◆ **WORK TO COMPLETE**: Check every line below for the string "Posts", and copy the lines that contain it.

>> start PROVIDED DATA

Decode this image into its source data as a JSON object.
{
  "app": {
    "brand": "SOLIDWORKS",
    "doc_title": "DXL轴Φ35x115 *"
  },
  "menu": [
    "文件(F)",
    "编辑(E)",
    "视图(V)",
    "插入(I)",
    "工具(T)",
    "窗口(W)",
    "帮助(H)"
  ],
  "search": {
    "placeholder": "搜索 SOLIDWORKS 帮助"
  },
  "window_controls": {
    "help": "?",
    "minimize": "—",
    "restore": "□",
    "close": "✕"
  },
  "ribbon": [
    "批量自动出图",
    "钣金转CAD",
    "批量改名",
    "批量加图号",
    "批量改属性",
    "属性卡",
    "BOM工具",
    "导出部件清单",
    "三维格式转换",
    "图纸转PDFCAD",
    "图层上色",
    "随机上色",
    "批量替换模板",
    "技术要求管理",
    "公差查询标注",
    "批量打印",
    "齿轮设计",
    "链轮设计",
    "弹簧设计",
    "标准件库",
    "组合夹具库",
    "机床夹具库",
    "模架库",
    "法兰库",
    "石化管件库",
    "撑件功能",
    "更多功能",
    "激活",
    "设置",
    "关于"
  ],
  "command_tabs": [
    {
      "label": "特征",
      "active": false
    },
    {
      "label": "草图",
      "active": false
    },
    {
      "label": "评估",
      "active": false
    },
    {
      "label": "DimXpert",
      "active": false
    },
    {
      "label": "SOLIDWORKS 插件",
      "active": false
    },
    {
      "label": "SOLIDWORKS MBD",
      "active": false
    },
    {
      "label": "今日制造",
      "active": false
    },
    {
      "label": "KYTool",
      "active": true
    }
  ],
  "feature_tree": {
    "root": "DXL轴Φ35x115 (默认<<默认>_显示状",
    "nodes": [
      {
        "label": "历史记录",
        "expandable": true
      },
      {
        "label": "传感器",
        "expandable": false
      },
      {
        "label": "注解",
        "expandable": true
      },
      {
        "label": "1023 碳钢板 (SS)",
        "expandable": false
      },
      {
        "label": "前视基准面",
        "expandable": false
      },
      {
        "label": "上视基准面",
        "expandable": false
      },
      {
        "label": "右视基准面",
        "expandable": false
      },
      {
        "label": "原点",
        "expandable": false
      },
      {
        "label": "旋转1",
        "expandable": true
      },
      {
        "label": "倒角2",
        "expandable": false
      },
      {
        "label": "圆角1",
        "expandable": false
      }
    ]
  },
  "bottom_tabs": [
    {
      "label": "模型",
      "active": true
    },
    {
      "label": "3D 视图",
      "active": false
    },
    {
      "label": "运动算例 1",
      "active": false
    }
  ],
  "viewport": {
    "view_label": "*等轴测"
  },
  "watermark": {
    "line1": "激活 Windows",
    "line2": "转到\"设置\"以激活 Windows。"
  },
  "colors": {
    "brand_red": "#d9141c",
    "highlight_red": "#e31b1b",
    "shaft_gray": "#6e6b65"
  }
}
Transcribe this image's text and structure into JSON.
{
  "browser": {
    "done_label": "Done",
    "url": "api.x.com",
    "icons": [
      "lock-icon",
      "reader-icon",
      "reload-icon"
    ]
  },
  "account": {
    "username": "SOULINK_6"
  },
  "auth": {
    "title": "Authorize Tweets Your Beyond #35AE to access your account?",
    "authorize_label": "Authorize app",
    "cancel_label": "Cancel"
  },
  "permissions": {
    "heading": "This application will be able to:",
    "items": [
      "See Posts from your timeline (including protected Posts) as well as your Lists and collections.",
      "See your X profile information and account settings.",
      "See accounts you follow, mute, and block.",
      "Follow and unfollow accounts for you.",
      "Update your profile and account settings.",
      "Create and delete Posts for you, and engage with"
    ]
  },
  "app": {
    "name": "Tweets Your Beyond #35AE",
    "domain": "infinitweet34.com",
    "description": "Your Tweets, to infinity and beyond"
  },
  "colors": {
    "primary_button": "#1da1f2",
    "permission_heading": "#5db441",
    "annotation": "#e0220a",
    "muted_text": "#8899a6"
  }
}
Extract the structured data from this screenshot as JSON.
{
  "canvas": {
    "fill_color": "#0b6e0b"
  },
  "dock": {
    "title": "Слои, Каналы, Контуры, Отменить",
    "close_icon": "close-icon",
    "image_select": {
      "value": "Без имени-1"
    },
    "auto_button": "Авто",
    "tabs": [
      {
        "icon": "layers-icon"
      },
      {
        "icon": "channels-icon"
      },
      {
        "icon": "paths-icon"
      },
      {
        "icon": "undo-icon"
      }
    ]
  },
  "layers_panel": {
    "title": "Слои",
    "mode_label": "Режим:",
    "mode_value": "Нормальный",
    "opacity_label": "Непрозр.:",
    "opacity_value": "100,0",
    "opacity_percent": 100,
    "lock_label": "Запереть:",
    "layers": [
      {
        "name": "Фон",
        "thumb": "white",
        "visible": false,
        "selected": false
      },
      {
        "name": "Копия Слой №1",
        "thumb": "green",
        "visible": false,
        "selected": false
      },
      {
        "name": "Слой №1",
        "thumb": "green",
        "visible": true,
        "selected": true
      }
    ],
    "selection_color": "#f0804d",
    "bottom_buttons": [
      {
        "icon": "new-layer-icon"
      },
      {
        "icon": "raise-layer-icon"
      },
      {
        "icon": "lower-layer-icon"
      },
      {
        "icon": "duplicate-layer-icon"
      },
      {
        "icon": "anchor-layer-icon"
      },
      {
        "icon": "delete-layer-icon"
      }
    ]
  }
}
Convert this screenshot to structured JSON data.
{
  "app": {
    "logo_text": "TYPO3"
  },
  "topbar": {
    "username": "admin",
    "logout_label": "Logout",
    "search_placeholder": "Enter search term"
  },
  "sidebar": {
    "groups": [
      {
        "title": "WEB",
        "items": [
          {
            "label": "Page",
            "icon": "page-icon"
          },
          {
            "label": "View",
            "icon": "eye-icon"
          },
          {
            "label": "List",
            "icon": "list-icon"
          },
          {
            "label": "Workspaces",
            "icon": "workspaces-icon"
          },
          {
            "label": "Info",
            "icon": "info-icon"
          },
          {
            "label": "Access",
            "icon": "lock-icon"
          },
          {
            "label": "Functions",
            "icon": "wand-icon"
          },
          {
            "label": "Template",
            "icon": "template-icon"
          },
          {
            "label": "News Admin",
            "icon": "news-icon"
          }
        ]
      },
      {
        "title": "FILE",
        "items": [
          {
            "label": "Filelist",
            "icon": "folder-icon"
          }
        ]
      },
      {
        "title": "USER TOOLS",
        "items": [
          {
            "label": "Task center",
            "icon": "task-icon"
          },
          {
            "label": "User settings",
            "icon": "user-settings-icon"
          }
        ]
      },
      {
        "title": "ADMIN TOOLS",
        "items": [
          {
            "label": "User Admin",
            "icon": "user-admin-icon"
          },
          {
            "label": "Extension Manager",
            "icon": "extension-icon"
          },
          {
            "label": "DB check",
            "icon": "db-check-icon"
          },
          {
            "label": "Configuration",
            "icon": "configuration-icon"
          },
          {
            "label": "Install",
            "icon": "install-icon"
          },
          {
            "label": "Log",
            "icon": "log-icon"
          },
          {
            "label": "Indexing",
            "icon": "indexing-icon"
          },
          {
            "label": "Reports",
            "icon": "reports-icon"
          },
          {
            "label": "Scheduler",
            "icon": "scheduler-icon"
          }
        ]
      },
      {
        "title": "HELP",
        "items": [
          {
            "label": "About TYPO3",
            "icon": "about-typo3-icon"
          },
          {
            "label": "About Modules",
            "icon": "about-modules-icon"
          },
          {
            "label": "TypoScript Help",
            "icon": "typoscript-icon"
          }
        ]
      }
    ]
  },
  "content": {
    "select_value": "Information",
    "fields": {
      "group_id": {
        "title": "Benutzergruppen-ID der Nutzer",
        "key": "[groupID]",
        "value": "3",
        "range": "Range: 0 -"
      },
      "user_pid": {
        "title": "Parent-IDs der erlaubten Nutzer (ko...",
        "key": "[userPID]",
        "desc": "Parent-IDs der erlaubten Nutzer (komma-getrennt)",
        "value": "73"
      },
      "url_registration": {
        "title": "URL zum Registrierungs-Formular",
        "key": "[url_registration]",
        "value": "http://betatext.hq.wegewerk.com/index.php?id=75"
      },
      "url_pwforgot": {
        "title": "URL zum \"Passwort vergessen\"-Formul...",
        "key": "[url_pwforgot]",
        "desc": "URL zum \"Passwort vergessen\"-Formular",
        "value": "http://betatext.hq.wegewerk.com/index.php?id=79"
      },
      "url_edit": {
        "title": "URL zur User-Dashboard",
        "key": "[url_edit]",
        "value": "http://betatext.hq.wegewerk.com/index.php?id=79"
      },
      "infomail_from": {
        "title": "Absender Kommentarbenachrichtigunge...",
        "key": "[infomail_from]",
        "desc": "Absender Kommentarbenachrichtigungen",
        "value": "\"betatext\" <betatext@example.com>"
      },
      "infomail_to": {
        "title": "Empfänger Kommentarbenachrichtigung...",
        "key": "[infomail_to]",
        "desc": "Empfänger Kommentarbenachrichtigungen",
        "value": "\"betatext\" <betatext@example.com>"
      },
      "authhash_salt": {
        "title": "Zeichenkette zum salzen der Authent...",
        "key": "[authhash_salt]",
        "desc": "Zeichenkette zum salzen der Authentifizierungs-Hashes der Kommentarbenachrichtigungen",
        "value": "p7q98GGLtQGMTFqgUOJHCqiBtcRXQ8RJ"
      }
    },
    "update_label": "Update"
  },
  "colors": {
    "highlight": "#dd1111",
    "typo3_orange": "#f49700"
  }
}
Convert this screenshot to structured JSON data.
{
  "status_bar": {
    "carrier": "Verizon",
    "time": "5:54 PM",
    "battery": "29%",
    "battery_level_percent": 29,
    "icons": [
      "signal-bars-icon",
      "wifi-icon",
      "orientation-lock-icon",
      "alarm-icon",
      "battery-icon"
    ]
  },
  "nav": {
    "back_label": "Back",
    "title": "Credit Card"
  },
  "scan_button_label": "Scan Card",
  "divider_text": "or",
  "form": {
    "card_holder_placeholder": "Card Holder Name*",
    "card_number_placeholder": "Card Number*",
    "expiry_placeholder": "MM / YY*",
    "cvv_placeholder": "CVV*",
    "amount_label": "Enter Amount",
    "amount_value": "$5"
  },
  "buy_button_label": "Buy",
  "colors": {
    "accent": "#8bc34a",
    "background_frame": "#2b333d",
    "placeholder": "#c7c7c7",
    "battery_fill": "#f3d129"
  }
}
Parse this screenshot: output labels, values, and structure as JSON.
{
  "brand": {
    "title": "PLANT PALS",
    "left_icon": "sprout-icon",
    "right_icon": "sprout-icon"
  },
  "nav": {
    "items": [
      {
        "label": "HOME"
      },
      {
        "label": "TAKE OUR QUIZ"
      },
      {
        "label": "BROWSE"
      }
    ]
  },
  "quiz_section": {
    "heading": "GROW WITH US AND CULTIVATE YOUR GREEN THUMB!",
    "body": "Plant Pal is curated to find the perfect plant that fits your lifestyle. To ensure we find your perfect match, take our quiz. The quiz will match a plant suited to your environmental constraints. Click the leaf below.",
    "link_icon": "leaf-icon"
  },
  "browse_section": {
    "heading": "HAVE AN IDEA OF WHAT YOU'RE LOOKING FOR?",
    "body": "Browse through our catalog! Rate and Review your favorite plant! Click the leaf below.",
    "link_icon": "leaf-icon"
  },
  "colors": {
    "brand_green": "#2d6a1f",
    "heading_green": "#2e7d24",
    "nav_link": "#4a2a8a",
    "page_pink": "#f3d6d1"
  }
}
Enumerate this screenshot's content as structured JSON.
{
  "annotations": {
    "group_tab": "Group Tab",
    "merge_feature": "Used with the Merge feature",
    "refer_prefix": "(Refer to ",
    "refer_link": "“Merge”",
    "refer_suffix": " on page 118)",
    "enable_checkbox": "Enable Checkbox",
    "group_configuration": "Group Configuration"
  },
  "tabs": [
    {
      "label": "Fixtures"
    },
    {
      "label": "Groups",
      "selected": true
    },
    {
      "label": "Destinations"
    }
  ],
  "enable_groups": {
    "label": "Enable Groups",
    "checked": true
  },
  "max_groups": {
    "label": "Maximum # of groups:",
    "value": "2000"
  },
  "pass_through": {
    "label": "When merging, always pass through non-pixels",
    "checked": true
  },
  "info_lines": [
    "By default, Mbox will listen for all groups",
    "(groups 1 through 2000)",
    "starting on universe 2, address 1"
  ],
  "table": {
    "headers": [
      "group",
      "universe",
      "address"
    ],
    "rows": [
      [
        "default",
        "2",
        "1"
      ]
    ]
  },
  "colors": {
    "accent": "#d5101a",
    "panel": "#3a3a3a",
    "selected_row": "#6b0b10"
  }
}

>> end PROVIDED DATA

◆ **THE RESPONSE**:
      "See Posts from your timeline (including protected Posts) as well as your Lists and collections.",
      "Create and delete Posts for you, and engage with"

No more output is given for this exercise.